--- Problem to work on ---
Copy all lines below containing "Testing".

--- Collection entries ---

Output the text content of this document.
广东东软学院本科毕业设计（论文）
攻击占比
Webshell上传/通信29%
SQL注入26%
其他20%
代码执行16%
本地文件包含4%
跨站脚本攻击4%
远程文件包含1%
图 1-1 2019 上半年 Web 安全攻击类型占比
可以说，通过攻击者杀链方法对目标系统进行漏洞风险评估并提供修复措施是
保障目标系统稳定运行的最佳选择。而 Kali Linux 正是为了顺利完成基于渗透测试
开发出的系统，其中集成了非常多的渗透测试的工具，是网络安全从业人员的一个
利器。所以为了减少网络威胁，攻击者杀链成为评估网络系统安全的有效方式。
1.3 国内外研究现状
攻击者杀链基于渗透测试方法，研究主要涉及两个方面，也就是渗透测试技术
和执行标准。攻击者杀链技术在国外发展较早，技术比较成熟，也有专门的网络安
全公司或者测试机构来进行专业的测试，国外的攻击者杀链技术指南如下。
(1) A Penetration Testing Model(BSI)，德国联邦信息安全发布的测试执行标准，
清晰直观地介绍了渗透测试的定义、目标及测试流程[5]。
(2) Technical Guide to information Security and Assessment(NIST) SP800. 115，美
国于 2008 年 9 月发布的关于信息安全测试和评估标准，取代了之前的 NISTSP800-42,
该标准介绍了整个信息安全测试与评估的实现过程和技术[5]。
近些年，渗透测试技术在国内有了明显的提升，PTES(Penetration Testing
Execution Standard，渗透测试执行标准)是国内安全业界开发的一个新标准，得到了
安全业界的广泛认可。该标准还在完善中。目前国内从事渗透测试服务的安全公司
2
* * *
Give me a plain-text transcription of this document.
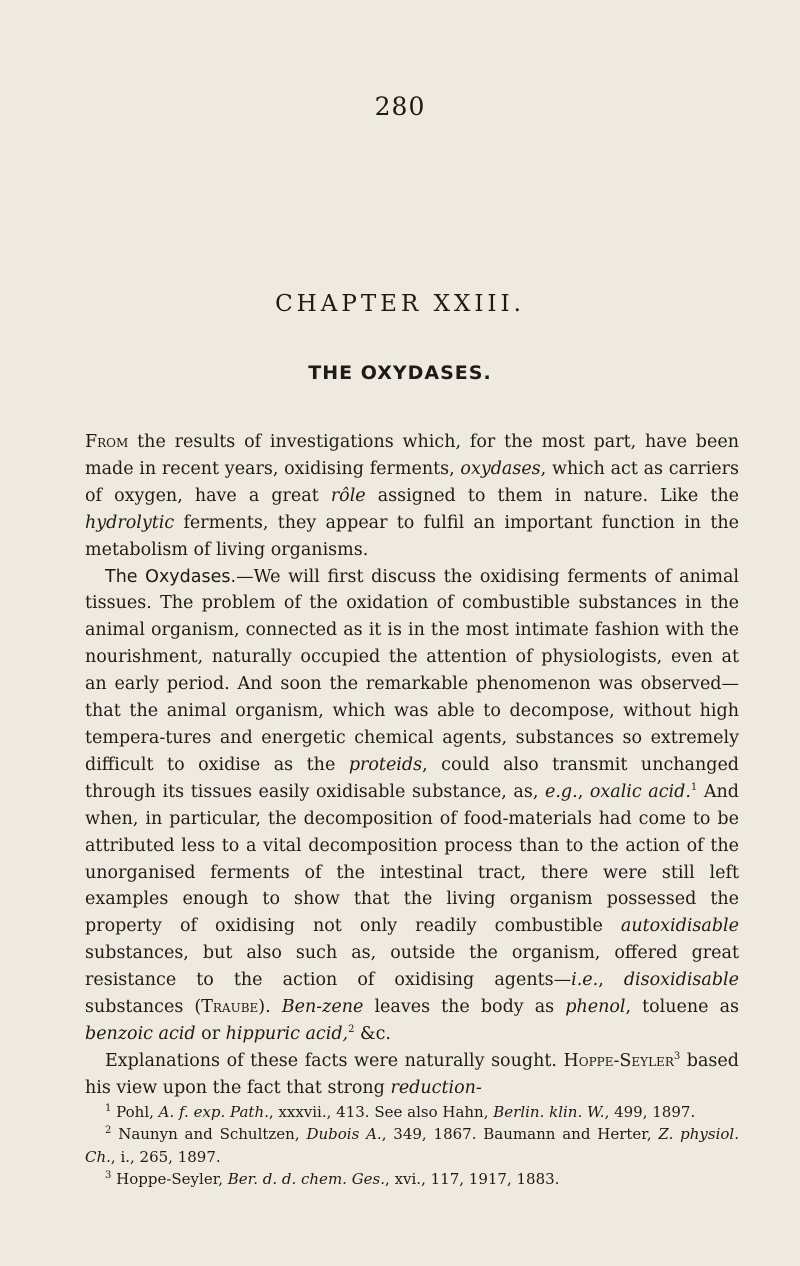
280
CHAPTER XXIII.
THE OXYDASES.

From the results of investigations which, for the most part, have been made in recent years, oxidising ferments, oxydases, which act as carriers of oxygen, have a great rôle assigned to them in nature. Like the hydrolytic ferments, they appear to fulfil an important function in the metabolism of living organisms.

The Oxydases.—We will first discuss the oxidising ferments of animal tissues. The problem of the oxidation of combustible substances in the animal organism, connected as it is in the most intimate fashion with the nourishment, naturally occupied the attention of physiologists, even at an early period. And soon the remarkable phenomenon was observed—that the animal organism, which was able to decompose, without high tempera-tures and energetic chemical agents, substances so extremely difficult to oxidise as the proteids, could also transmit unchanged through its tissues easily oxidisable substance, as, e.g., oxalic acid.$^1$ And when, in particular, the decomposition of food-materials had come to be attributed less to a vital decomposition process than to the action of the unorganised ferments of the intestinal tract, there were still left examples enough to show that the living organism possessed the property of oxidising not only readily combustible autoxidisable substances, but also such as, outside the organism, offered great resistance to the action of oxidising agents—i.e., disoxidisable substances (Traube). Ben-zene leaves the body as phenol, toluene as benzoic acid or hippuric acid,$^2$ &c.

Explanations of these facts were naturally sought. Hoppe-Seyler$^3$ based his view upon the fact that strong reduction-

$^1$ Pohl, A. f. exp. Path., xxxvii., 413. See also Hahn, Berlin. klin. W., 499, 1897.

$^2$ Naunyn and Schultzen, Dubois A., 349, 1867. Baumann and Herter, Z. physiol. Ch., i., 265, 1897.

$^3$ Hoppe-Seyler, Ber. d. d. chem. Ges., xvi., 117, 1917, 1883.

--- Solved exercise ---
(1) A Penetration Testing Model(BSI)，德国联邦信息安全发布的测试执行标准，
近些年，渗透测试技术在国内有了明显的提升，PTES(Penetration Testing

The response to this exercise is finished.